In the data below, find every line with the string "Sentinel" and pull it out.

=== INPUT MATERIAL ===

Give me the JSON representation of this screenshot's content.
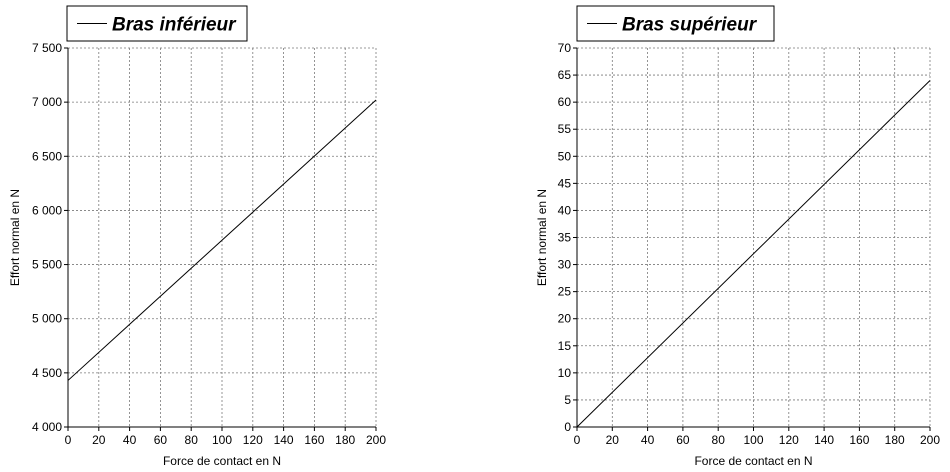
{
  "chart_data": [
    {
      "type": "line",
      "title": "",
      "xlabel": "Force de contact en N",
      "ylabel": "Effort normal en N",
      "xlim": [
        0,
        200
      ],
      "ylim": [
        4000,
        7500
      ],
      "x_ticks": [
        0,
        20,
        40,
        60,
        80,
        100,
        120,
        140,
        160,
        180,
        200
      ],
      "x_tick_labels": [
        "0",
        "20",
        "40",
        "60",
        "80",
        "100",
        "120",
        "140",
        "160",
        "180",
        "200"
      ],
      "y_ticks": [
        4000,
        4500,
        5000,
        5500,
        6000,
        6500,
        7000,
        7500
      ],
      "y_tick_labels": [
        "4 000",
        "4 500",
        "5 000",
        "5 500",
        "6 000",
        "6 500",
        "7 000",
        "7 500"
      ],
      "grid": true,
      "legend_position": "top-left",
      "series": [
        {
          "name": "Bras inférieur",
          "color": "#000000",
          "x": [
            0,
            200
          ],
          "y": [
            4430,
            7020
          ]
        }
      ]
    },
    {
      "type": "line",
      "title": "",
      "xlabel": "Force de contact en N",
      "ylabel": "Effort normal en N",
      "xlim": [
        0,
        200
      ],
      "ylim": [
        0,
        70
      ],
      "x_ticks": [
        0,
        20,
        40,
        60,
        80,
        100,
        120,
        140,
        160,
        180,
        200
      ],
      "x_tick_labels": [
        "0",
        "20",
        "40",
        "60",
        "80",
        "100",
        "120",
        "140",
        "160",
        "180",
        "200"
      ],
      "y_ticks": [
        0,
        5,
        10,
        15,
        20,
        25,
        30,
        35,
        40,
        45,
        50,
        55,
        60,
        65,
        70
      ],
      "y_tick_labels": [
        "0",
        "5",
        "10",
        "15",
        "20",
        "25",
        "30",
        "35",
        "40",
        "45",
        "50",
        "55",
        "60",
        "65",
        "70"
      ],
      "grid": true,
      "legend_position": "top-left",
      "series": [
        {
          "name": "Bras supérieur",
          "color": "#000000",
          "x": [
            0,
            200
          ],
          "y": [
            0,
            64
          ]
        }
      ]
    }
  ]
}
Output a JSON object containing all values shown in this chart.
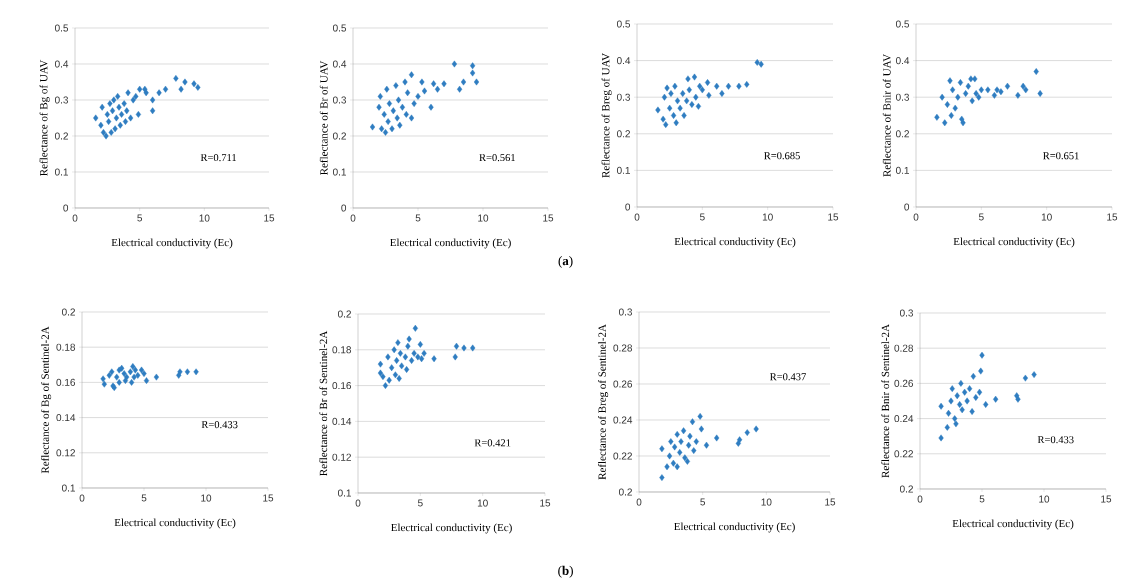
{
  "chart_data": [
    {
      "type": "scatter",
      "xlabel": "Electrical conductivity (Ec)",
      "ylabel": "Reflectance of Bg of UAV",
      "color": "#2f7dc1",
      "marker": "diamond",
      "grid": "y",
      "xlim": [
        0,
        15
      ],
      "xticks": [
        0,
        5,
        10,
        15
      ],
      "ylim": [
        0,
        0.5
      ],
      "yticks": [
        0,
        0.1,
        0.2,
        0.3,
        0.4,
        0.5
      ],
      "annotations": [
        "R=0.711"
      ],
      "x": [
        1.6,
        2.0,
        2.1,
        2.2,
        2.4,
        2.5,
        2.6,
        2.7,
        2.8,
        2.9,
        3.0,
        3.1,
        3.2,
        3.3,
        3.4,
        3.5,
        3.6,
        3.8,
        3.9,
        4.0,
        4.1,
        4.3,
        4.5,
        4.7,
        4.9,
        5.0,
        5.4,
        5.5,
        6.0,
        6.0,
        6.5,
        7.0,
        7.8,
        8.2,
        8.5,
        9.2,
        9.5
      ],
      "values": [
        0.25,
        0.23,
        0.28,
        0.21,
        0.2,
        0.26,
        0.24,
        0.29,
        0.21,
        0.27,
        0.3,
        0.22,
        0.25,
        0.31,
        0.28,
        0.23,
        0.26,
        0.29,
        0.24,
        0.27,
        0.32,
        0.25,
        0.3,
        0.31,
        0.26,
        0.33,
        0.33,
        0.32,
        0.3,
        0.27,
        0.32,
        0.33,
        0.36,
        0.33,
        0.35,
        0.345,
        0.335
      ]
    },
    {
      "type": "scatter",
      "xlabel": "Electrical conductivity (Ec)",
      "ylabel": "Reflectance of Br of UAV",
      "color": "#2f7dc1",
      "marker": "diamond",
      "grid": "y",
      "xlim": [
        0,
        15
      ],
      "xticks": [
        0,
        5,
        10,
        15
      ],
      "ylim": [
        0,
        0.5
      ],
      "yticks": [
        0,
        0.1,
        0.2,
        0.3,
        0.4,
        0.5
      ],
      "annotations": [
        "R=0.561",
        "(**a**)"
      ],
      "x": [
        1.5,
        2.0,
        2.1,
        2.2,
        2.4,
        2.5,
        2.6,
        2.7,
        2.8,
        3.0,
        3.1,
        3.3,
        3.4,
        3.5,
        3.6,
        3.8,
        4.0,
        4.1,
        4.2,
        4.5,
        4.5,
        4.7,
        5.0,
        5.3,
        5.5,
        6.0,
        6.2,
        6.5,
        7.0,
        7.8,
        8.2,
        8.5,
        9.2,
        9.2,
        9.5
      ],
      "values": [
        0.225,
        0.28,
        0.31,
        0.22,
        0.26,
        0.21,
        0.33,
        0.24,
        0.29,
        0.22,
        0.27,
        0.34,
        0.25,
        0.3,
        0.23,
        0.28,
        0.35,
        0.26,
        0.32,
        0.37,
        0.25,
        0.29,
        0.31,
        0.35,
        0.325,
        0.28,
        0.345,
        0.33,
        0.345,
        0.4,
        0.33,
        0.35,
        0.395,
        0.375,
        0.35
      ]
    },
    {
      "type": "scatter",
      "xlabel": "Electrical conductivity (Ec)",
      "ylabel": "Reflectance of Breg of UAV",
      "color": "#2f7dc1",
      "marker": "diamond",
      "grid": "y",
      "xlim": [
        0,
        15
      ],
      "xticks": [
        0,
        5,
        10,
        15
      ],
      "ylim": [
        0,
        0.5
      ],
      "yticks": [
        0,
        0.1,
        0.2,
        0.3,
        0.4,
        0.5
      ],
      "annotations": [
        "R=0.685"
      ],
      "x": [
        1.6,
        2.0,
        2.1,
        2.2,
        2.3,
        2.5,
        2.6,
        2.8,
        2.9,
        3.0,
        3.1,
        3.3,
        3.5,
        3.6,
        3.8,
        3.9,
        4.0,
        4.2,
        4.4,
        4.5,
        4.7,
        4.8,
        5.0,
        5.4,
        5.5,
        6.1,
        6.5,
        7.0,
        7.8,
        8.4,
        9.2,
        9.5
      ],
      "values": [
        0.265,
        0.24,
        0.3,
        0.225,
        0.325,
        0.27,
        0.31,
        0.25,
        0.33,
        0.23,
        0.29,
        0.27,
        0.31,
        0.25,
        0.29,
        0.35,
        0.32,
        0.28,
        0.355,
        0.3,
        0.275,
        0.33,
        0.32,
        0.34,
        0.305,
        0.33,
        0.31,
        0.33,
        0.33,
        0.335,
        0.395,
        0.39
      ]
    },
    {
      "type": "scatter",
      "xlabel": "Electrical conductivity (Ec)",
      "ylabel": "Reflectance of Bnir of UAV",
      "color": "#2f7dc1",
      "marker": "diamond",
      "grid": "y",
      "xlim": [
        0,
        15
      ],
      "xticks": [
        0,
        5,
        10,
        15
      ],
      "ylim": [
        0,
        0.5
      ],
      "yticks": [
        0,
        0.1,
        0.2,
        0.3,
        0.4,
        0.5
      ],
      "annotations": [
        "R=0.651"
      ],
      "x": [
        1.6,
        2.0,
        2.2,
        2.4,
        2.6,
        2.7,
        2.8,
        3.0,
        3.2,
        3.4,
        3.5,
        3.6,
        3.8,
        4.0,
        4.2,
        4.3,
        4.5,
        4.6,
        4.8,
        5.0,
        5.5,
        6.0,
        6.2,
        6.5,
        7.0,
        7.8,
        8.2,
        8.4,
        9.2,
        9.5
      ],
      "values": [
        0.245,
        0.3,
        0.23,
        0.28,
        0.345,
        0.25,
        0.32,
        0.27,
        0.3,
        0.34,
        0.24,
        0.23,
        0.31,
        0.33,
        0.35,
        0.29,
        0.35,
        0.31,
        0.3,
        0.32,
        0.32,
        0.305,
        0.32,
        0.315,
        0.33,
        0.305,
        0.33,
        0.32,
        0.37,
        0.31
      ]
    },
    {
      "type": "scatter",
      "xlabel": "Electrical conductivity (Ec)",
      "ylabel": "Reflectance of Bg of Sentinel-2A",
      "color": "#2f7dc1",
      "marker": "diamond",
      "grid": "y",
      "xlim": [
        0,
        15
      ],
      "xticks": [
        0,
        5,
        10,
        15
      ],
      "ylim": [
        0.1,
        0.2
      ],
      "yticks": [
        0.1,
        0.12,
        0.14,
        0.16,
        0.18,
        0.2
      ],
      "annotations": [
        "R=0.433"
      ],
      "x": [
        1.7,
        1.8,
        2.2,
        2.4,
        2.5,
        2.6,
        2.8,
        3.0,
        3.0,
        3.2,
        3.4,
        3.5,
        3.6,
        3.9,
        4.0,
        4.1,
        4.2,
        4.3,
        4.5,
        4.8,
        5.0,
        5.2,
        6.0,
        7.8,
        7.9,
        8.5,
        9.2
      ],
      "values": [
        0.162,
        0.159,
        0.164,
        0.166,
        0.158,
        0.157,
        0.163,
        0.167,
        0.16,
        0.168,
        0.165,
        0.161,
        0.163,
        0.166,
        0.16,
        0.169,
        0.163,
        0.167,
        0.164,
        0.167,
        0.165,
        0.161,
        0.163,
        0.164,
        0.166,
        0.166,
        0.166
      ]
    },
    {
      "type": "scatter",
      "xlabel": "Electrical conductivity (Ec)",
      "ylabel": "Reflectance of Br of Sentinel-2A",
      "color": "#2f7dc1",
      "marker": "diamond",
      "grid": "y",
      "xlim": [
        0,
        15
      ],
      "xticks": [
        0,
        5,
        10,
        15
      ],
      "ylim": [
        0.1,
        0.2
      ],
      "yticks": [
        0.1,
        0.12,
        0.14,
        0.16,
        0.18,
        0.2
      ],
      "annotations": [
        "R=0.421",
        "(**b**)"
      ],
      "x": [
        1.8,
        1.8,
        2.0,
        2.2,
        2.4,
        2.5,
        2.7,
        2.9,
        3.0,
        3.1,
        3.2,
        3.3,
        3.4,
        3.5,
        3.8,
        3.9,
        4.0,
        4.1,
        4.3,
        4.5,
        4.6,
        4.8,
        5.0,
        5.1,
        5.3,
        6.1,
        7.8,
        7.9,
        8.5,
        9.2
      ],
      "values": [
        0.172,
        0.167,
        0.165,
        0.16,
        0.176,
        0.163,
        0.17,
        0.18,
        0.166,
        0.174,
        0.184,
        0.164,
        0.178,
        0.171,
        0.176,
        0.169,
        0.182,
        0.186,
        0.174,
        0.178,
        0.192,
        0.176,
        0.183,
        0.175,
        0.178,
        0.175,
        0.176,
        0.182,
        0.181,
        0.181
      ]
    },
    {
      "type": "scatter",
      "xlabel": "Electrical conductivity (Ec)",
      "ylabel": "Reflectance of Breg of Sentinel-2A",
      "color": "#2f7dc1",
      "marker": "diamond",
      "grid": "y",
      "xlim": [
        0,
        15
      ],
      "xticks": [
        0,
        5,
        10,
        15
      ],
      "ylim": [
        0.2,
        0.3
      ],
      "yticks": [
        0.2,
        0.22,
        0.24,
        0.26,
        0.28,
        0.3
      ],
      "annotations": [
        "R=0.437"
      ],
      "x": [
        1.8,
        1.8,
        2.2,
        2.4,
        2.5,
        2.7,
        2.8,
        3.0,
        3.0,
        3.2,
        3.3,
        3.5,
        3.6,
        3.8,
        3.9,
        4.0,
        4.2,
        4.3,
        4.5,
        4.8,
        4.9,
        5.3,
        6.1,
        7.8,
        7.9,
        8.5,
        9.2
      ],
      "values": [
        0.208,
        0.224,
        0.214,
        0.22,
        0.228,
        0.216,
        0.225,
        0.214,
        0.232,
        0.222,
        0.228,
        0.234,
        0.219,
        0.217,
        0.226,
        0.231,
        0.239,
        0.223,
        0.228,
        0.242,
        0.235,
        0.226,
        0.23,
        0.227,
        0.229,
        0.233,
        0.235
      ]
    },
    {
      "type": "scatter",
      "xlabel": "Electrical conductivity (Ec)",
      "ylabel": "Reflectance of Bnir of Sentinel-2A",
      "color": "#2f7dc1",
      "marker": "diamond",
      "grid": "y",
      "xlim": [
        0,
        15
      ],
      "xticks": [
        0,
        5,
        10,
        15
      ],
      "ylim": [
        0.2,
        0.3
      ],
      "yticks": [
        0.2,
        0.22,
        0.24,
        0.26,
        0.28,
        0.3
      ],
      "annotations": [
        "R=0.433"
      ],
      "x": [
        1.7,
        1.7,
        2.2,
        2.3,
        2.5,
        2.6,
        2.8,
        2.9,
        3.0,
        3.2,
        3.3,
        3.4,
        3.6,
        3.8,
        4.0,
        4.2,
        4.3,
        4.5,
        4.8,
        4.9,
        5.0,
        5.3,
        6.1,
        7.8,
        7.9,
        8.5,
        9.2
      ],
      "values": [
        0.229,
        0.247,
        0.235,
        0.243,
        0.25,
        0.257,
        0.24,
        0.237,
        0.253,
        0.248,
        0.26,
        0.245,
        0.255,
        0.25,
        0.257,
        0.244,
        0.264,
        0.252,
        0.255,
        0.267,
        0.276,
        0.248,
        0.251,
        0.253,
        0.251,
        0.263,
        0.265
      ]
    }
  ]
}
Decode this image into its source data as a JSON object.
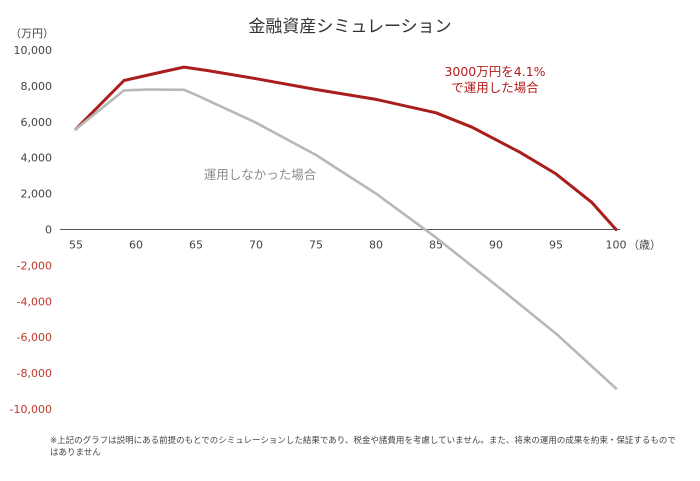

===

● **SOLUTION**
      "ylabel": "Reflectance of Bg of Sentinel-2A",
      "ylabel": "Reflectance of Br of Sentinel-2A",
      "ylabel": "Reflectance of Breg of Sentinel-2A",
      "ylabel": "Reflectance of Bnir of Sentinel-2A",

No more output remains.